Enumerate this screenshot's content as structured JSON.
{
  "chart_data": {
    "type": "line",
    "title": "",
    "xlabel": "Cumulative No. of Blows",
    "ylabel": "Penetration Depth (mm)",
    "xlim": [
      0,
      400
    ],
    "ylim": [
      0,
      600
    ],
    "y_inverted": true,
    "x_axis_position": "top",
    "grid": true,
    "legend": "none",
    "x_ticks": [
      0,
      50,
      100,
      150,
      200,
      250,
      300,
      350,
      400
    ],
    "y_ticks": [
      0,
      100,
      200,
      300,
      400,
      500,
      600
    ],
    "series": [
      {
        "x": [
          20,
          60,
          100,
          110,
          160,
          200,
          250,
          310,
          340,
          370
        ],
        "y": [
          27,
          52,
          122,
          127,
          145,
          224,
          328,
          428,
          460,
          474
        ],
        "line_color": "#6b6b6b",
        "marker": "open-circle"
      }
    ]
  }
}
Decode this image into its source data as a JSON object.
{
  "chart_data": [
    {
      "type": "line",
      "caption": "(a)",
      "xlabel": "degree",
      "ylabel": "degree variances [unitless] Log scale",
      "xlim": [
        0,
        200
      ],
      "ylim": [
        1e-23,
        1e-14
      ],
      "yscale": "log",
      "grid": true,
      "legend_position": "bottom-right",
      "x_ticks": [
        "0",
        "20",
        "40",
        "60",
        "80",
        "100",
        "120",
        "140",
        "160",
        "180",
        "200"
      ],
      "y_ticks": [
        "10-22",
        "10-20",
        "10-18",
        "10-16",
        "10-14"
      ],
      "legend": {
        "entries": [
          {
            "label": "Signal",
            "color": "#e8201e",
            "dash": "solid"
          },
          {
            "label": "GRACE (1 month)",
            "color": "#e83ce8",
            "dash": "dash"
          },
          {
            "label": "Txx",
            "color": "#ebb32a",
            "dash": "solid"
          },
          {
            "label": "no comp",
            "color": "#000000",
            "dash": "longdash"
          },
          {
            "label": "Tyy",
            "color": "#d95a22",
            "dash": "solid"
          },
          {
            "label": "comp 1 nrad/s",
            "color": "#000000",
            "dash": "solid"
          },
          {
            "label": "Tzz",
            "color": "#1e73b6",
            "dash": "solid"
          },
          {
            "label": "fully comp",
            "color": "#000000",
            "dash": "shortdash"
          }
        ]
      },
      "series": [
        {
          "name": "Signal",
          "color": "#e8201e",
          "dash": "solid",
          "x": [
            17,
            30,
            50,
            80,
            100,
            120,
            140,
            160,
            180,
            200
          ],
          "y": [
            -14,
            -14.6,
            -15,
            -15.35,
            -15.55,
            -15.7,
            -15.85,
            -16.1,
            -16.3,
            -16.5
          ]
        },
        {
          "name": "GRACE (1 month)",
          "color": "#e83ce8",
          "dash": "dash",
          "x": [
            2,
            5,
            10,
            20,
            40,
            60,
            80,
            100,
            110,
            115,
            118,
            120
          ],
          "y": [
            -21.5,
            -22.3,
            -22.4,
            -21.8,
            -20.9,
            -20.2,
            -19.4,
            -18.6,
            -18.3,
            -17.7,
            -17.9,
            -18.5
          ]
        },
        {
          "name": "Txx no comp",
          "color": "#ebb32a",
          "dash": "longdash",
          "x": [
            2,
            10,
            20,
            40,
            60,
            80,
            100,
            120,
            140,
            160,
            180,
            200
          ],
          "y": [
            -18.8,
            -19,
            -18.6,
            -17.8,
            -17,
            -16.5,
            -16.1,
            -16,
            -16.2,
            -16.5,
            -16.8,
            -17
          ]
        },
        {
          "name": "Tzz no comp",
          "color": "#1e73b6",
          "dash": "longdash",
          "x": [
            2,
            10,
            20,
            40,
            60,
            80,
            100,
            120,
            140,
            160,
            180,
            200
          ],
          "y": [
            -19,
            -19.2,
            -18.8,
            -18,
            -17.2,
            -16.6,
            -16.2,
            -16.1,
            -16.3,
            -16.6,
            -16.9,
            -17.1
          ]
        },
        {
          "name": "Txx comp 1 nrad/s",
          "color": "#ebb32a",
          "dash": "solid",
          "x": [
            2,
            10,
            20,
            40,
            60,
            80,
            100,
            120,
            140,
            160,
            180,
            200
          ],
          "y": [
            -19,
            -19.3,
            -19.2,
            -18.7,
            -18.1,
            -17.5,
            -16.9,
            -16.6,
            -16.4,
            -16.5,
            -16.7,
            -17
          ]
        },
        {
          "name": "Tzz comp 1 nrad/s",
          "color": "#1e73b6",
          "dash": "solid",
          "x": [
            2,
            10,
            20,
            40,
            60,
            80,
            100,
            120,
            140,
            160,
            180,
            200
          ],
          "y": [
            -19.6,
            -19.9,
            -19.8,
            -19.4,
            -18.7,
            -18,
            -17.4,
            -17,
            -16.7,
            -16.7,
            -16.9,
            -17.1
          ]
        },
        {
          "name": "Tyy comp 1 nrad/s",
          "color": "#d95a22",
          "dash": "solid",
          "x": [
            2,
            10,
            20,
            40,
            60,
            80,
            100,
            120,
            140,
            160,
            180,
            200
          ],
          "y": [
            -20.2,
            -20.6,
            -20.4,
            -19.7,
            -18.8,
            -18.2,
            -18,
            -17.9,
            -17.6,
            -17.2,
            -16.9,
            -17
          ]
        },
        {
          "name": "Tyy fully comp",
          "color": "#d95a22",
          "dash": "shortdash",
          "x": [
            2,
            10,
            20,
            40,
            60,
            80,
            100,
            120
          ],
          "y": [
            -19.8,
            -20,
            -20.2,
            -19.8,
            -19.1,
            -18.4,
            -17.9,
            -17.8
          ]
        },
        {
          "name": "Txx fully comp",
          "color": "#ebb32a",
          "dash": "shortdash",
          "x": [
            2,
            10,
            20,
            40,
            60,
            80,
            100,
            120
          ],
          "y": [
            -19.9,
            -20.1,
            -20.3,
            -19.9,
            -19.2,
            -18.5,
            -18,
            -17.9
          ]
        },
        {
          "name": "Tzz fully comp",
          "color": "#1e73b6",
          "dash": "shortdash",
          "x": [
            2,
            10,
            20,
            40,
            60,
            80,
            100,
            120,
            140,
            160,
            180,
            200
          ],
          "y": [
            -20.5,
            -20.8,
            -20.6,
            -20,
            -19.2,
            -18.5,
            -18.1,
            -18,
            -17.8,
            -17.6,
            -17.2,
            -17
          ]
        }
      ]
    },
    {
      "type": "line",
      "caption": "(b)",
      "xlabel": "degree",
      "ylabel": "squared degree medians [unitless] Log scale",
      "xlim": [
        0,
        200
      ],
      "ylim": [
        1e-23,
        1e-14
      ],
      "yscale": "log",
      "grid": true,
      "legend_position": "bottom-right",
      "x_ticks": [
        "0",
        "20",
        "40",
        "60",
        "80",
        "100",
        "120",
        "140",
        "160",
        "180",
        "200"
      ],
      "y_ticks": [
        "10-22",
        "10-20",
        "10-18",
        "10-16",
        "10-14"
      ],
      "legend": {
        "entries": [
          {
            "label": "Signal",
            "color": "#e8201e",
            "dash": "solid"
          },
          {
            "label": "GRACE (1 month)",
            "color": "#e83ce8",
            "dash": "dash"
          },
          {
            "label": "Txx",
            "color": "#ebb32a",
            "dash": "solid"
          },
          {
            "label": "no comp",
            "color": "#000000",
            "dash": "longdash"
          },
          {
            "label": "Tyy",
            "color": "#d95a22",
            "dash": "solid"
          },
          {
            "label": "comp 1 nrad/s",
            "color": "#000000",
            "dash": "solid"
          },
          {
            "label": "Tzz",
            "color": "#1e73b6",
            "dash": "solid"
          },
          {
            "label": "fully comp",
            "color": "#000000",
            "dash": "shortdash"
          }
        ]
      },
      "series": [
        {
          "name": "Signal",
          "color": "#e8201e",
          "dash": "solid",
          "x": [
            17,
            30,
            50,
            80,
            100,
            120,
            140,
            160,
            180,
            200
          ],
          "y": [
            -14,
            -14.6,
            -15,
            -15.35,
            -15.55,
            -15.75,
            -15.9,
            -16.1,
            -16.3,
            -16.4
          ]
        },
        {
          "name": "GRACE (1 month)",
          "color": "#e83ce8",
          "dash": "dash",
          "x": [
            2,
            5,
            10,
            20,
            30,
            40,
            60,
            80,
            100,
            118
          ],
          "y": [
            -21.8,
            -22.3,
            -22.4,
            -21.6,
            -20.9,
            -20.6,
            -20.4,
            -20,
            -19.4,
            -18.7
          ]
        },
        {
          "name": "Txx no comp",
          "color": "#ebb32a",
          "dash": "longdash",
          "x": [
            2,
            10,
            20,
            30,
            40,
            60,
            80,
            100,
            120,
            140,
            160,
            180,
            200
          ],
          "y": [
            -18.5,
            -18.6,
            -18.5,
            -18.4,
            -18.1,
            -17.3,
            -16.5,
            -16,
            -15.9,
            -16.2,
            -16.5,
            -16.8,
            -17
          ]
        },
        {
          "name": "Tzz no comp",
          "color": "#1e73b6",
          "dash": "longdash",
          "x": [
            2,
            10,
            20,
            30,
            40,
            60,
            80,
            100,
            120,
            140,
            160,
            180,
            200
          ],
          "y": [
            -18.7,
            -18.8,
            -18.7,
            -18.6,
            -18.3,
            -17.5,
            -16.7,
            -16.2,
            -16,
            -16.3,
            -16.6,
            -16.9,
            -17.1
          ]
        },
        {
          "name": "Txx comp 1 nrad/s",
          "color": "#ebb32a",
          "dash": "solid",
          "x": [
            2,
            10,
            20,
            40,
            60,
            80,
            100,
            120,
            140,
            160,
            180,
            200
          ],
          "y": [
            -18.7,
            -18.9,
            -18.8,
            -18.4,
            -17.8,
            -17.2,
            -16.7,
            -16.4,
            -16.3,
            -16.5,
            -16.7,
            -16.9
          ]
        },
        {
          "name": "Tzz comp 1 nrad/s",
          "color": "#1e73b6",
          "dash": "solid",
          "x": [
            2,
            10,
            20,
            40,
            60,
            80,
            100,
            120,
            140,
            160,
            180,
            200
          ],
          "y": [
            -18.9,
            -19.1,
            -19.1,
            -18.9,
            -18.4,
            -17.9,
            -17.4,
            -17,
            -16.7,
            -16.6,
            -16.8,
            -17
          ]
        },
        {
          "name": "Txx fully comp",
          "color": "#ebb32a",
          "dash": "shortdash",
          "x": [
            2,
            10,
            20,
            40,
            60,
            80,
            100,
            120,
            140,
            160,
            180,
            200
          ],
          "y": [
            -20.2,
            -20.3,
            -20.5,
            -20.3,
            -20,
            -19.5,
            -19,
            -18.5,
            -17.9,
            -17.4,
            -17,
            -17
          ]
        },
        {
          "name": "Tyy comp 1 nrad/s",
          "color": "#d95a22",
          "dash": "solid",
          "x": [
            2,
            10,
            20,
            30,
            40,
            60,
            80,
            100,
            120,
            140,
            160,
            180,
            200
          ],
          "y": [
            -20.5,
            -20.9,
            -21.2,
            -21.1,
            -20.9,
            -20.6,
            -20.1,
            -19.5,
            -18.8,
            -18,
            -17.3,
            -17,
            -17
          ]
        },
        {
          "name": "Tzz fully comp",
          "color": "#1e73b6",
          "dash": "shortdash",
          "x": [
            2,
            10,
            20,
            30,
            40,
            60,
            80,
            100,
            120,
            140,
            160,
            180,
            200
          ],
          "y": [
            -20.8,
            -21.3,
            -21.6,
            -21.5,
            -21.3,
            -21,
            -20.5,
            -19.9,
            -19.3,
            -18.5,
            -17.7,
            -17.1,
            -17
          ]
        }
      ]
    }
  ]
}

++++

**DIRECTIONS:** Reply with only the number of lines in the entries that contain the word "true".

**RESULT FOR THIS EXERCISE:** 4